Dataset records
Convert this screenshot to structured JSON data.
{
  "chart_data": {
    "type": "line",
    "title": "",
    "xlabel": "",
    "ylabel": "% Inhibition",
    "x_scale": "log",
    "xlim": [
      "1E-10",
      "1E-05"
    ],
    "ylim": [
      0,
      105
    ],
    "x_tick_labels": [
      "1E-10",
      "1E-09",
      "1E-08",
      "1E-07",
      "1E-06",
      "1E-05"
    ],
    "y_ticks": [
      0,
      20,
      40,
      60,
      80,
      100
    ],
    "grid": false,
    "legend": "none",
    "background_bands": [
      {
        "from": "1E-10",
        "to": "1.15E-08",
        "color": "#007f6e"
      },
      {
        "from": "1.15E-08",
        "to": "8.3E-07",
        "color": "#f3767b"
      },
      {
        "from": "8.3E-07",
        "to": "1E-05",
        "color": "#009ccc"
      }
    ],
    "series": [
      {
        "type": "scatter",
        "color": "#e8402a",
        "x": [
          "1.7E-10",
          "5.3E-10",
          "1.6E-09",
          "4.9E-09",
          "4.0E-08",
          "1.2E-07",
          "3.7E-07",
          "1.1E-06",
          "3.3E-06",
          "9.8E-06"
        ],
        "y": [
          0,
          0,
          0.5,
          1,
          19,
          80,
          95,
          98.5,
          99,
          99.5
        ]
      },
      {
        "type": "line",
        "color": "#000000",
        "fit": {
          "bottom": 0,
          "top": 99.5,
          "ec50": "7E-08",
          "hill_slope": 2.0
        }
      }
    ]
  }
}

▶ Written request:
From the listing above, reproduce all the lines exactly.

▶ Solution to this problem:
Convert this screenshot to structured JSON data.
{
  "chart_data": {
    "type": "line",
    "title": "",
    "xlabel": "",
    "ylabel": "% Inhibition",
    "x_scale": "log",
    "xlim": [
      "1E-10",
      "1E-05"
    ],
    "ylim": [
      0,
      105
    ],
    "x_tick_labels": [
      "1E-10",
      "1E-09",
      "1E-08",
      "1E-07",
      "1E-06",
      "1E-05"
    ],
    "y_ticks": [
      0,
      20,
      40,
      60,
      80,
      100
    ],
    "grid": false,
    "legend": "none",
    "background_bands": [
      {
        "from": "1E-10",
        "to": "1.15E-08",
        "color": "#007f6e"
      },
      {
        "from": "1.15E-08",
        "to": "8.3E-07",
        "color": "#f3767b"
      },
      {
        "from": "8.3E-07",
        "to": "1E-05",
        "color": "#009ccc"
      }
    ],
    "series": [
      {
        "type": "scatter",
        "color": "#e8402a",
        "x": [
          "1.7E-10",
          "5.3E-10",
          "1.6E-09",
          "4.9E-09",
          "4.0E-08",
          "1.2E-07",
          "3.7E-07",
          "1.1E-06",
          "3.3E-06",
          "9.8E-06"
        ],
        "y": [
          0,
          0,
          0.5,
          1,
          19,
          80,
          95,
          98.5,
          99,
          99.5
        ]
      },
      {
        "type": "line",
        "color": "#000000",
        "fit": {
          "bottom": 0,
          "top": 99.5,
          "ec50": "7E-08",
          "hill_slope": 2.0
        }
      }
    ]
  }
}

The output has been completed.